• _Task to complete_: Write out the material exactly, without any of its pictures.

• _Recorded data_:

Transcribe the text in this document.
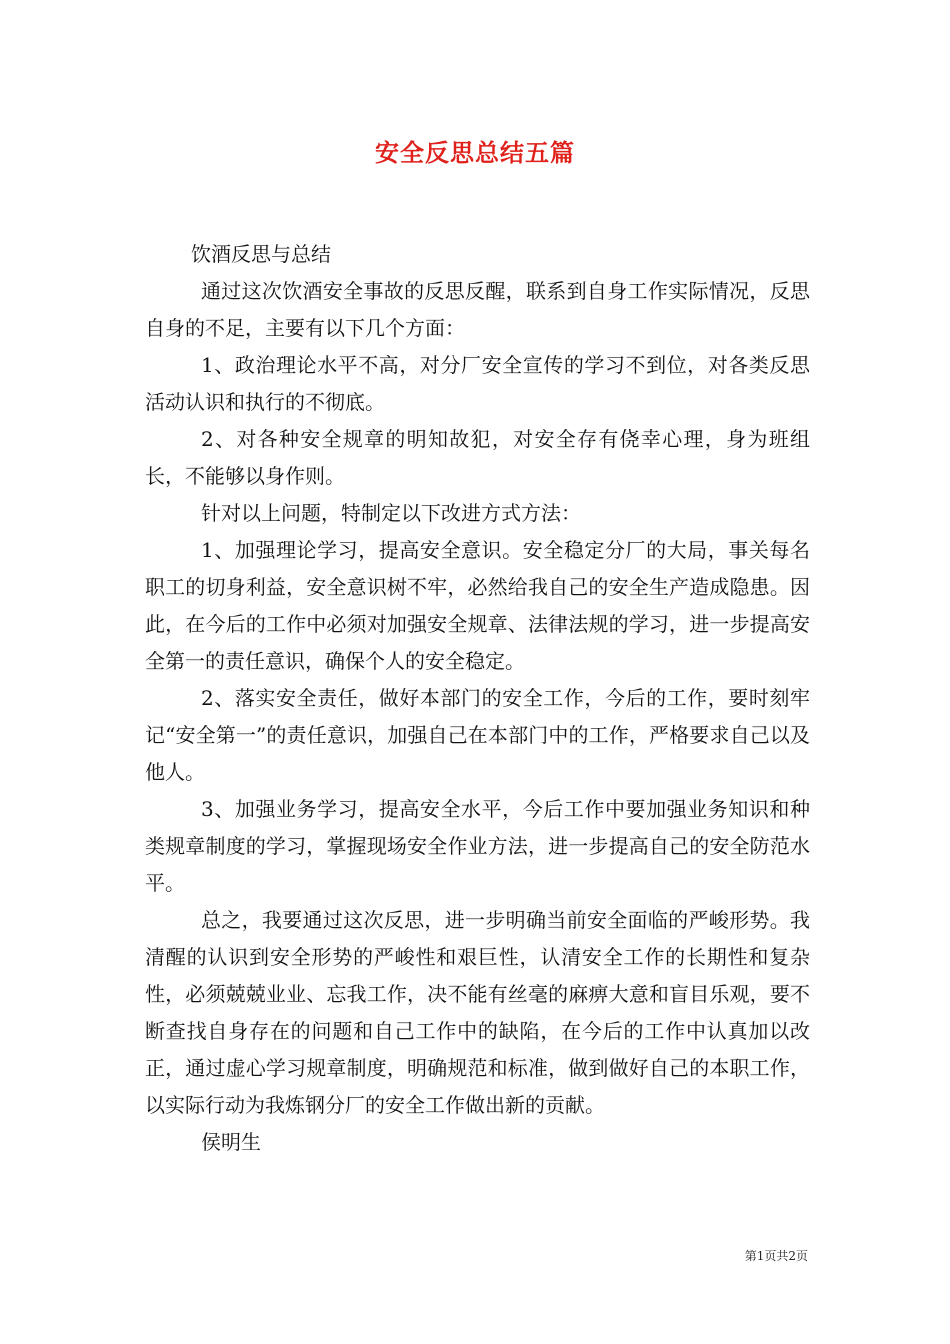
安全反思总结五篇

饮酒反思与总结

通过这次饮酒安全事故的反思反醒，联系到自身工作实际情况，反思自身的不足，主要有以下几个方面：

1、政治理论水平不高，对分厂安全宣传的学习不到位，对各类反思活动认识和执行的不彻底。

2、对各种安全规章的明知故犯，对安全存有侥幸心理，身为班组长，不能够以身作则。

针对以上问题，特制定以下改进方式方法：

1、加强理论学习，提高安全意识。安全稳定分厂的大局，事关每名职工的切身利益，安全意识树不牢，必然给我自己的安全生产造成隐患。因此，在今后的工作中必须对加强安全规章、法律法规的学习，进一步提高安全第一的责任意识，确保个人的安全稳定。

2、落实安全责任，做好本部门的安全工作，今后的工作，要时刻牢记“安全第一”的责任意识，加强自己在本部门中的工作，严格要求自己以及他人。

3、加强业务学习，提高安全水平，今后工作中要加强业务知识和种类规章制度的学习，掌握现场安全作业方法，进一步提高自己的安全防范水平。

总之，我要通过这次反思，进一步明确当前安全面临的严峻形势。我清醒的认识到安全形势的严峻性和艰巨性，认清安全工作的长期性和复杂性，必须兢兢业业、忘我工作，决不能有丝毫的麻痹大意和盲目乐观，要不断查找自身存在的问题和自己工作中的缺陷，在今后的工作中认真加以改正，通过虚心学习规章制度，明确规范和标准，做到做好自己的本职工作，以实际行动为我炼钢分厂的安全工作做出新的贡献。

侯明生

第1页共2页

• _Exercise output_:
Transcribe the text in this document.
安全反思总结五篇

饮酒反思与总结

通过这次饮酒安全事故的反思反醒，联系到自身工作实际情况，反思自身的不足，主要有以下几个方面：

1、政治理论水平不高，对分厂安全宣传的学习不到位，对各类反思活动认识和执行的不彻底。

2、对各种安全规章的明知故犯，对安全存有侥幸心理，身为班组长，不能够以身作则。

针对以上问题，特制定以下改进方式方法：

1、加强理论学习，提高安全意识。安全稳定分厂的大局，事关每名职工的切身利益，安全意识树不牢，必然给我自己的安全生产造成隐患。因此，在今后的工作中必须对加强安全规章、法律法规的学习，进一步提高安全第一的责任意识，确保个人的安全稳定。

2、落实安全责任，做好本部门的安全工作，今后的工作，要时刻牢记“安全第一”的责任意识，加强自己在本部门中的工作，严格要求自己以及他人。

3、加强业务学习，提高安全水平，今后工作中要加强业务知识和种类规章制度的学习，掌握现场安全作业方法，进一步提高自己的安全防范水平。

总之，我要通过这次反思，进一步明确当前安全面临的严峻形势。我清醒的认识到安全形势的严峻性和艰巨性，认清安全工作的长期性和复杂性，必须兢兢业业、忘我工作，决不能有丝毫的麻痹大意和盲目乐观，要不断查找自身存在的问题和自己工作中的缺陷，在今后的工作中认真加以改正，通过虚心学习规章制度，明确规范和标准，做到做好自己的本职工作，以实际行动为我炼钢分厂的安全工作做出新的贡献。

侯明生

第1页共2页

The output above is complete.